• TASK PROMPT: Each record below is to be copied word for word, with pictures removed.

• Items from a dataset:
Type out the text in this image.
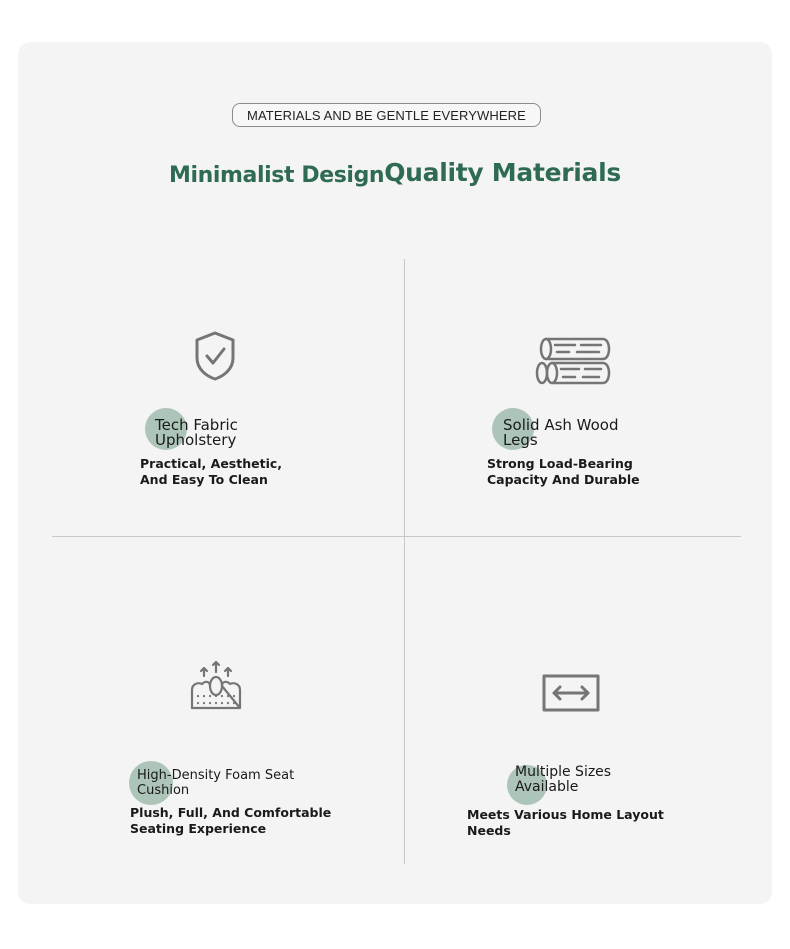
MATERIALS AND BE GENTLE EVERYWHERE
Minimalist DesignQuality Materials
Tech Fabric
Upholstery
Practical, Aesthetic,
And Easy To Clean
Solid Ash Wood
Legs
Strong Load-Bearing
Capacity And Durable
High-Density Foam Seat
Cushion
Plush, Full, And Comfortable
Seating Experience
Multiple Sizes
Available
Meets Various Home Layout
Needs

• FINISHED ANSWER:
Type out the text in this image.
MATERIALS AND BE GENTLE EVERYWHERE
Minimalist DesignQuality Materials
Tech Fabric
Upholstery
Practical, Aesthetic,
And Easy To Clean
Solid Ash Wood
Legs
Strong Load-Bearing
Capacity And Durable
High-Density Foam Seat
Cushion
Plush, Full, And Comfortable
Seating Experience
Multiple Sizes
Available
Meets Various Home Layout
Needs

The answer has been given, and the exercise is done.